## Your objective
Repeat the records in full and exactly, omitting pictures.

===============

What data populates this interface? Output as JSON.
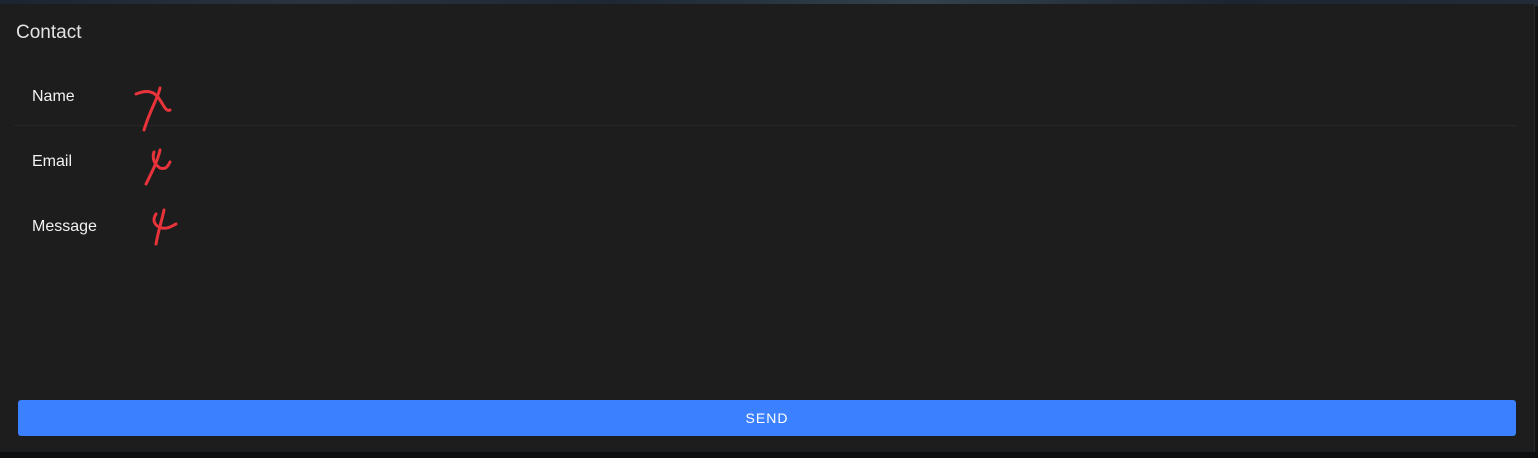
{
  "form": {
    "title": "Contact",
    "fields": [
      {
        "label": "Name",
        "value": ""
      },
      {
        "label": "Email",
        "value": ""
      },
      {
        "label": "Message",
        "value": ""
      }
    ],
    "submit_label": "SEND"
  },
  "colors": {
    "panel_bg": "#1d1d1d",
    "button_bg": "#3a80ff",
    "annotation": "#e8333b"
  }
}
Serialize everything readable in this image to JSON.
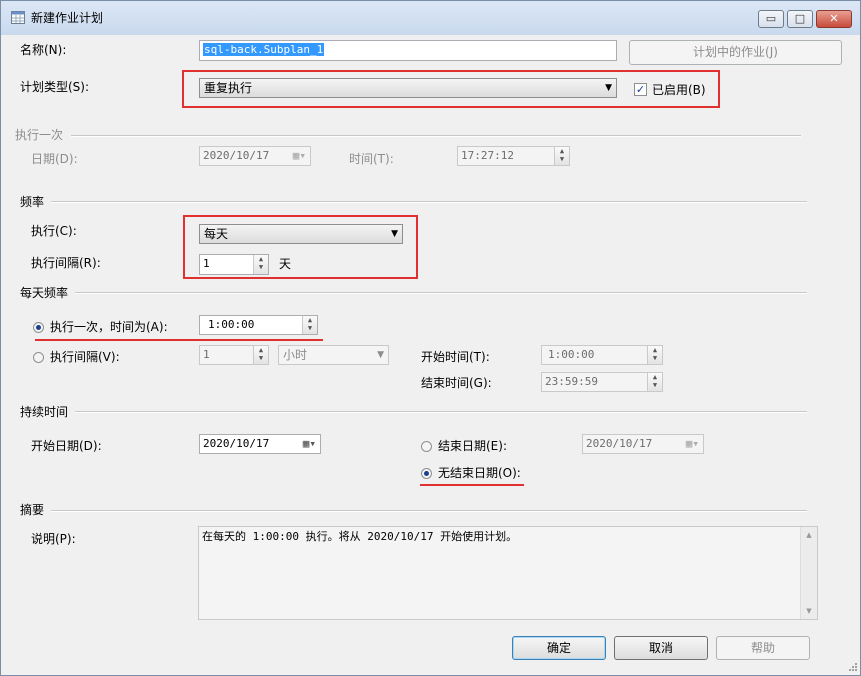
{
  "window": {
    "title": "新建作业计划",
    "controls": {
      "minimize": "▭",
      "maximize": "□",
      "close": "✕"
    },
    "close_color": "#c74b3b"
  },
  "name": {
    "label": "名称(N):",
    "value": "sql-back.Subplan_1"
  },
  "jobs_button": "计划中的作业(J)",
  "schedule_type": {
    "label": "计划类型(S):",
    "value": "重复执行",
    "enabled_label": "已启用(B)",
    "enabled": true
  },
  "one_time": {
    "section": "执行一次",
    "date_label": "日期(D):",
    "date_value": "2020/10/17",
    "time_label": "时间(T):",
    "time_value": "17:27:12"
  },
  "frequency": {
    "section": "频率",
    "occurs_label": "执行(C):",
    "occurs_value": "每天",
    "recurs_label": "执行间隔(R):",
    "recurs_value": "1",
    "recurs_unit": "天"
  },
  "daily_frequency": {
    "section": "每天频率",
    "once_label": "执行一次，时间为(A):",
    "once_time": "1:00:00",
    "once_selected": true,
    "every_label": "执行间隔(V):",
    "every_value": "1",
    "every_unit": "小时",
    "start_label": "开始时间(T):",
    "start_value": "1:00:00",
    "end_label": "结束时间(G):",
    "end_value": "23:59:59"
  },
  "duration": {
    "section": "持续时间",
    "start_label": "开始日期(D):",
    "start_value": "2020/10/17",
    "end_label": "结束日期(E):",
    "end_value": "2020/10/17",
    "no_end_label": "无结束日期(O):",
    "no_end_selected": true
  },
  "summary": {
    "section": "摘要",
    "desc_label": "说明(P):",
    "desc_text": "在每天的 1:00:00 执行。将从 2020/10/17 开始使用计划。"
  },
  "buttons": {
    "ok": "确定",
    "cancel": "取消",
    "help": "帮助"
  },
  "colors": {
    "highlight": "#e03030",
    "selection": "#3399ff"
  }
}
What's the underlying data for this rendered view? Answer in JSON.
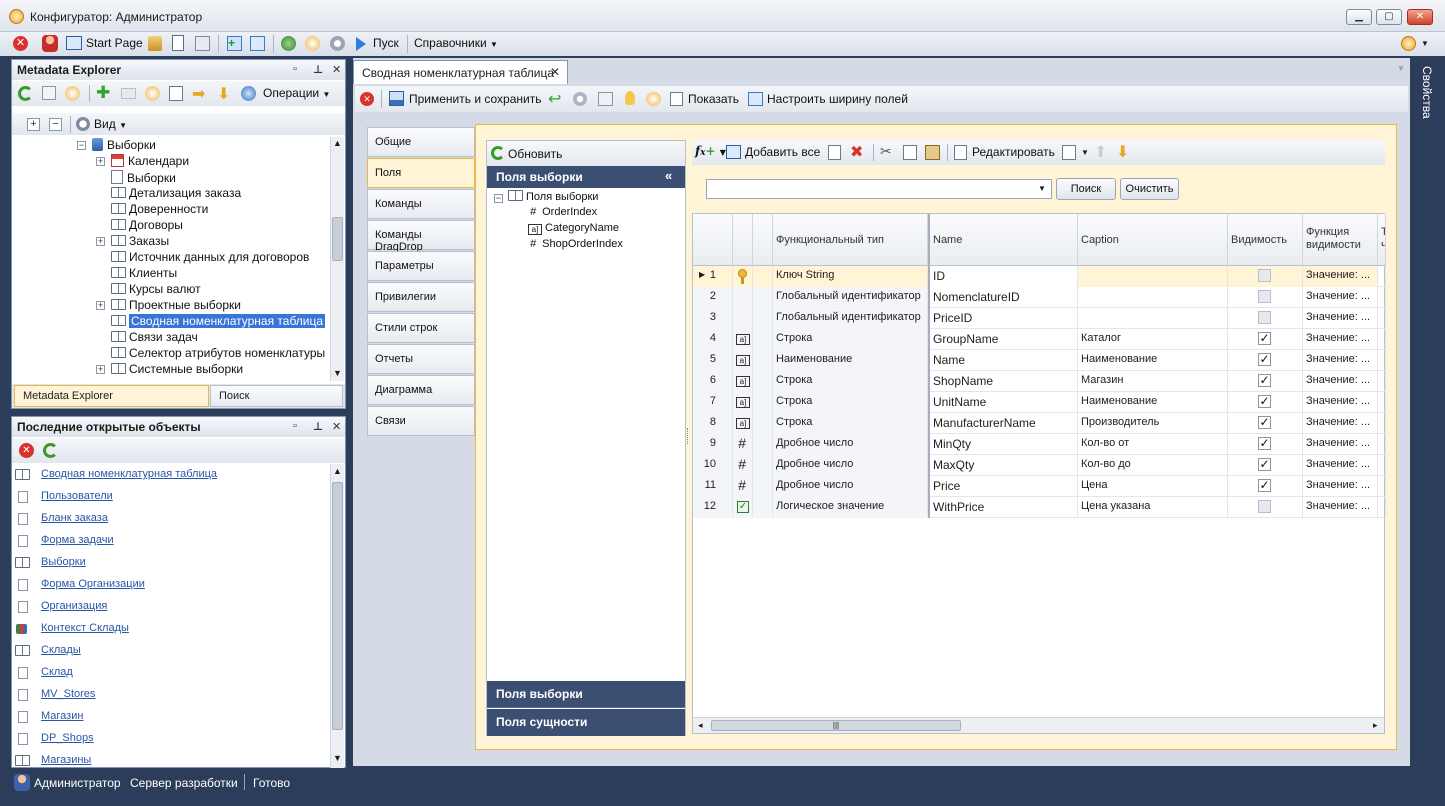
{
  "window": {
    "title": "Конфигуратор: Администратор"
  },
  "toolbar": {
    "start_page": "Start Page",
    "run": "Пуск",
    "references": "Справочники"
  },
  "metadata_explorer": {
    "title": "Metadata Explorer",
    "operations": "Операции",
    "view": "Вид",
    "tree": [
      {
        "label": "Выборки"
      },
      {
        "label": "Календари"
      },
      {
        "label": "Выборки"
      },
      {
        "label": "Детализация заказа"
      },
      {
        "label": "Доверенности"
      },
      {
        "label": "Договоры"
      },
      {
        "label": "Заказы"
      },
      {
        "label": "Источник данных для договоров"
      },
      {
        "label": "Клиенты"
      },
      {
        "label": "Курсы валют"
      },
      {
        "label": "Проектные выборки"
      },
      {
        "label": "Сводная номенклатурная таблица"
      },
      {
        "label": "Связи задач"
      },
      {
        "label": "Селектор атрибутов номенклатуры"
      },
      {
        "label": "Системные выборки"
      }
    ],
    "tab_explorer": "Metadata Explorer",
    "tab_search": "Поиск"
  },
  "recent": {
    "title": "Последние открытые объекты",
    "items": [
      {
        "label": "Сводная номенклатурная таблица"
      },
      {
        "label": "Пользователи"
      },
      {
        "label": "Бланк заказа"
      },
      {
        "label": "Форма задачи"
      },
      {
        "label": "Выборки"
      },
      {
        "label": "Форма Организации"
      },
      {
        "label": "Организация"
      },
      {
        "label": "Контекст Склады"
      },
      {
        "label": "Склады"
      },
      {
        "label": "Склад"
      },
      {
        "label": "MV_Stores"
      },
      {
        "label": "Магазин"
      },
      {
        "label": "DP_Shops"
      },
      {
        "label": "Магазины"
      }
    ]
  },
  "statusbar": {
    "user": "Администратор",
    "server": "Сервер разработки",
    "status": "Готово"
  },
  "document": {
    "tab_title": "Сводная номенклатурная таблица",
    "toolbar": {
      "apply_save": "Применить и сохранить",
      "show": "Показать",
      "set_width": "Настроить ширину полей"
    },
    "side_tabs": [
      "Общие",
      "Поля",
      "Команды",
      "Команды DragDrop",
      "Параметры",
      "Привилегии",
      "Стили строк",
      "Отчеты",
      "Диаграмма",
      "Связи"
    ],
    "refresh": "Обновить",
    "fields_header": "Поля выборки",
    "fields_tree": {
      "root": "Поля выборки",
      "children": [
        "OrderIndex",
        "CategoryName",
        "ShopOrderIndex"
      ]
    },
    "bottom_sections": [
      "Поля выборки",
      "Поля сущности"
    ],
    "grid_toolbar": {
      "add_all": "Добавить все",
      "edit": "Редактировать"
    },
    "search": {
      "value": "",
      "search_btn": "Поиск",
      "clear_btn": "Очистить"
    },
    "columns": [
      "Функциональный тип",
      "Name",
      "Caption",
      "Видимость",
      "Функция видимости",
      "Т ч"
    ],
    "rows": [
      {
        "n": "1",
        "icon": "key",
        "type": "Ключ String",
        "name": "ID",
        "caption": "",
        "visible": false,
        "func": "Значение: ..."
      },
      {
        "n": "2",
        "icon": "",
        "type": "Глобальный идентификатор",
        "name": "NomenclatureID",
        "caption": "",
        "visible": false,
        "func": "Значение: ..."
      },
      {
        "n": "3",
        "icon": "",
        "type": "Глобальный идентификатор",
        "name": "PriceID",
        "caption": "",
        "visible": false,
        "func": "Значение: ..."
      },
      {
        "n": "4",
        "icon": "string",
        "type": "Строка",
        "name": "GroupName",
        "caption": "Каталог",
        "visible": true,
        "func": "Значение: ..."
      },
      {
        "n": "5",
        "icon": "string",
        "type": "Наименование",
        "name": "Name",
        "caption": "Наименование",
        "visible": true,
        "func": "Значение: ..."
      },
      {
        "n": "6",
        "icon": "string",
        "type": "Строка",
        "name": "ShopName",
        "caption": "Магазин",
        "visible": true,
        "func": "Значение: ..."
      },
      {
        "n": "7",
        "icon": "string",
        "type": "Строка",
        "name": "UnitName",
        "caption": "Наименование",
        "visible": true,
        "func": "Значение: ..."
      },
      {
        "n": "8",
        "icon": "string",
        "type": "Строка",
        "name": "ManufacturerName",
        "caption": "Производитель",
        "visible": true,
        "func": "Значение: ..."
      },
      {
        "n": "9",
        "icon": "hash",
        "type": "Дробное число",
        "name": "MinQty",
        "caption": "Кол-во от",
        "visible": true,
        "func": "Значение: ..."
      },
      {
        "n": "10",
        "icon": "hash",
        "type": "Дробное число",
        "name": "MaxQty",
        "caption": "Кол-во до",
        "visible": true,
        "func": "Значение: ..."
      },
      {
        "n": "11",
        "icon": "hash",
        "type": "Дробное число",
        "name": "Price",
        "caption": "Цена",
        "visible": true,
        "func": "Значение: ..."
      },
      {
        "n": "12",
        "icon": "bool",
        "type": "Логическое значение",
        "name": "WithPrice",
        "caption": "Цена указана",
        "visible": false,
        "func": "Значение: ..."
      }
    ]
  },
  "right_panel": {
    "label": "Свойства"
  },
  "colors": {
    "accent_orange": "#f1c35a",
    "selection": "#3875d7",
    "frame": "#2b3d5a"
  }
}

===============

## Exercise answer
What data populates this interface? Output as JSON.
{
  "form": {
    "title": "Contact",
    "fields": [
      {
        "label": "Name",
        "value": ""
      },
      {
        "label": "Email",
        "value": ""
      },
      {
        "label": "Message",
        "value": ""
      }
    ],
    "submit_label": "SEND"
  },
  "colors": {
    "panel_bg": "#1d1d1d",
    "button_bg": "#3a80ff",
    "annotation": "#e8333b"
  }
}
Serialize everything readable in this image to JSON.
{
  "window": {
    "title": "新建作业计划",
    "controls": {
      "minimize": "▭",
      "maximize": "□",
      "close": "✕"
    },
    "close_color": "#c74b3b"
  },
  "name": {
    "label": "名称(N):",
    "value": "sql-back.Subplan_1"
  },
  "jobs_button": "计划中的作业(J)",
  "schedule_type": {
    "label": "计划类型(S):",
    "value": "重复执行",
    "enabled_label": "已启用(B)",
    "enabled": true
  },
  "one_time": {
    "section": "执行一次",
    "date_label": "日期(D):",
    "date_value": "2020/10/17",
    "time_label": "时间(T):",
    "time_value": "17:27:12"
  },
  "frequency": {
    "section": "频率",
    "occurs_label": "执行(C):",
    "occurs_value": "每天",
    "recurs_label": "执行间隔(R):",
    "recurs_value": "1",
    "recurs_unit": "天"
  },
  "daily_frequency": {
    "section": "每天频率",
    "once_label": "执行一次，时间为(A):",
    "once_time": "1:00:00",
    "once_selected": true,
    "every_label": "执行间隔(V):",
    "every_value": "1",
    "every_unit": "小时",
    "start_label": "开始时间(T):",
    "start_value": "1:00:00",
    "end_label": "结束时间(G):",
    "end_value": "23:59:59"
  },
  "duration": {
    "section": "持续时间",
    "start_label": "开始日期(D):",
    "start_value": "2020/10/17",
    "end_label": "结束日期(E):",
    "end_value": "2020/10/17",
    "no_end_label": "无结束日期(O):",
    "no_end_selected": true
  },
  "summary": {
    "section": "摘要",
    "desc_label": "说明(P):",
    "desc_text": "在每天的 1:00:00 执行。将从 2020/10/17 开始使用计划。"
  },
  "buttons": {
    "ok": "确定",
    "cancel": "取消",
    "help": "帮助"
  },
  "colors": {
    "highlight": "#e03030",
    "selection": "#3399ff"
  }
}
What's the underlying data for this rendered view? Answer in JSON.
{
  "window": {
    "title": "Конфигуратор: Администратор"
  },
  "toolbar": {
    "start_page": "Start Page",
    "run": "Пуск",
    "references": "Справочники"
  },
  "metadata_explorer": {
    "title": "Metadata Explorer",
    "operations": "Операции",
    "view": "Вид",
    "tree": [
      {
        "label": "Выборки"
      },
      {
        "label": "Календари"
      },
      {
        "label": "Выборки"
      },
      {
        "label": "Детализация заказа"
      },
      {
        "label": "Доверенности"
      },
      {
        "label": "Договоры"
      },
      {
        "label": "Заказы"
      },
      {
        "label": "Источник данных для договоров"
      },
      {
        "label": "Клиенты"
      },
      {
        "label": "Курсы валют"
      },
      {
        "label": "Проектные выборки"
      },
      {
        "label": "Сводная номенклатурная таблица"
      },
      {
        "label": "Связи задач"
      },
      {
        "label": "Селектор атрибутов номенклатуры"
      },
      {
        "label": "Системные выборки"
      }
    ],
    "tab_explorer": "Metadata Explorer",
    "tab_search": "Поиск"
  },
  "recent": {
    "title": "Последние открытые объекты",
    "items": [
      {
        "label": "Сводная номенклатурная таблица"
      },
      {
        "label": "Пользователи"
      },
      {
        "label": "Бланк заказа"
      },
      {
        "label": "Форма задачи"
      },
      {
        "label": "Выборки"
      },
      {
        "label": "Форма Организации"
      },
      {
        "label": "Организация"
      },
      {
        "label": "Контекст Склады"
      },
      {
        "label": "Склады"
      },
      {
        "label": "Склад"
      },
      {
        "label": "MV_Stores"
      },
      {
        "label": "Магазин"
      },
      {
        "label": "DP_Shops"
      },
      {
        "label": "Магазины"
      }
    ]
  },
  "statusbar": {
    "user": "Администратор",
    "server": "Сервер разработки",
    "status": "Готово"
  },
  "document": {
    "tab_title": "Сводная номенклатурная таблица",
    "toolbar": {
      "apply_save": "Применить и сохранить",
      "show": "Показать",
      "set_width": "Настроить ширину полей"
    },
    "side_tabs": [
      "Общие",
      "Поля",
      "Команды",
      "Команды DragDrop",
      "Параметры",
      "Привилегии",
      "Стили строк",
      "Отчеты",
      "Диаграмма",
      "Связи"
    ],
    "refresh": "Обновить",
    "fields_header": "Поля выборки",
    "fields_tree": {
      "root": "Поля выборки",
      "children": [
        "OrderIndex",
        "CategoryName",
        "ShopOrderIndex"
      ]
    },
    "bottom_sections": [
      "Поля выборки",
      "Поля сущности"
    ],
    "grid_toolbar": {
      "add_all": "Добавить все",
      "edit": "Редактировать"
    },
    "search": {
      "value": "",
      "search_btn": "Поиск",
      "clear_btn": "Очистить"
    },
    "columns": [
      "Функциональный тип",
      "Name",
      "Caption",
      "Видимость",
      "Функция видимости",
      "Т ч"
    ],
    "rows": [
      {
        "n": "1",
        "icon": "key",
        "type": "Ключ String",
        "name": "ID",
        "caption": "",
        "visible": false,
        "func": "Значение: ..."
      },
      {
        "n": "2",
        "icon": "",
        "type": "Глобальный идентификатор",
        "name": "NomenclatureID",
        "caption": "",
        "visible": false,
        "func": "Значение: ..."
      },
      {
        "n": "3",
        "icon": "",
        "type": "Глобальный идентификатор",
        "name": "PriceID",
        "caption": "",
        "visible": false,
        "func": "Значение: ..."
      },
      {
        "n": "4",
        "icon": "string",
        "type": "Строка",
        "name": "GroupName",
        "caption": "Каталог",
        "visible": true,
        "func": "Значение: ..."
      },
      {
        "n": "5",
        "icon": "string",
        "type": "Наименование",
        "name": "Name",
        "caption": "Наименование",
        "visible": true,
        "func": "Значение: ..."
      },
      {
        "n": "6",
        "icon": "string",
        "type": "Строка",
        "name": "ShopName",
        "caption": "Магазин",
        "visible": true,
        "func": "Значение: ..."
      },
      {
        "n": "7",
        "icon": "string",
        "type": "Строка",
        "name": "UnitName",
        "caption": "Наименование",
        "visible": true,
        "func": "Значение: ..."
      },
      {
        "n": "8",
        "icon": "string",
        "type": "Строка",
        "name": "ManufacturerName",
        "caption": "Производитель",
        "visible": true,
        "func": "Значение: ..."
      },
      {
        "n": "9",
        "icon": "hash",
        "type": "Дробное число",
        "name": "MinQty",
        "caption": "Кол-во от",
        "visible": true,
        "func": "Значение: ..."
      },
      {
        "n": "10",
        "icon": "hash",
        "type": "Дробное число",
        "name": "MaxQty",
        "caption": "Кол-во до",
        "visible": true,
        "func": "Значение: ..."
      },
      {
        "n": "11",
        "icon": "hash",
        "type": "Дробное число",
        "name": "Price",
        "caption": "Цена",
        "visible": true,
        "func": "Значение: ..."
      },
      {
        "n": "12",
        "icon": "bool",
        "type": "Логическое значение",
        "name": "WithPrice",
        "caption": "Цена указана",
        "visible": false,
        "func": "Значение: ..."
      }
    ]
  },
  "right_panel": {
    "label": "Свойства"
  },
  "colors": {
    "accent_orange": "#f1c35a",
    "selection": "#3875d7",
    "frame": "#2b3d5a"
  }
}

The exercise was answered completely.